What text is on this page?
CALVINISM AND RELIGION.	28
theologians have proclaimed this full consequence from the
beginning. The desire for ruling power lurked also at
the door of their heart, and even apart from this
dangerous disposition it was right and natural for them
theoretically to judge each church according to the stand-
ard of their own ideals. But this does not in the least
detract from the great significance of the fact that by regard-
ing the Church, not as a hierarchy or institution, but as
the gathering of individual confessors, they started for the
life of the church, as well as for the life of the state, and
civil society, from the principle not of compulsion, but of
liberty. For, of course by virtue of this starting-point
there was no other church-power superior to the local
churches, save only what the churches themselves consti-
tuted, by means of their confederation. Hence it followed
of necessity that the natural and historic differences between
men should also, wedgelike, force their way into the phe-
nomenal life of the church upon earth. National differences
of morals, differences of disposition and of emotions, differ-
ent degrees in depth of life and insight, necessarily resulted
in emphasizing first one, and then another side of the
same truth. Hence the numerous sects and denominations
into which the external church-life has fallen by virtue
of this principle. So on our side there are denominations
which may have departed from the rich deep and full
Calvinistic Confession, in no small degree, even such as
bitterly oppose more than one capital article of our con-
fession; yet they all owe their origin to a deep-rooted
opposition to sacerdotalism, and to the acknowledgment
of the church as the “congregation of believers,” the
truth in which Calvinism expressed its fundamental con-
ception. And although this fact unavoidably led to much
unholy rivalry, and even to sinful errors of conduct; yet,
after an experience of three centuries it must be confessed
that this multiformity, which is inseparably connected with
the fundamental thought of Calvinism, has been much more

********

- What the task requires: Gather every line from the entries above where the word "that" appears, and copy them.

- Answer to the task:
detract from the great significance of the fact that by regard-
of necessity that the natural and historic differences between
that this multiformity, which is inseparably connected with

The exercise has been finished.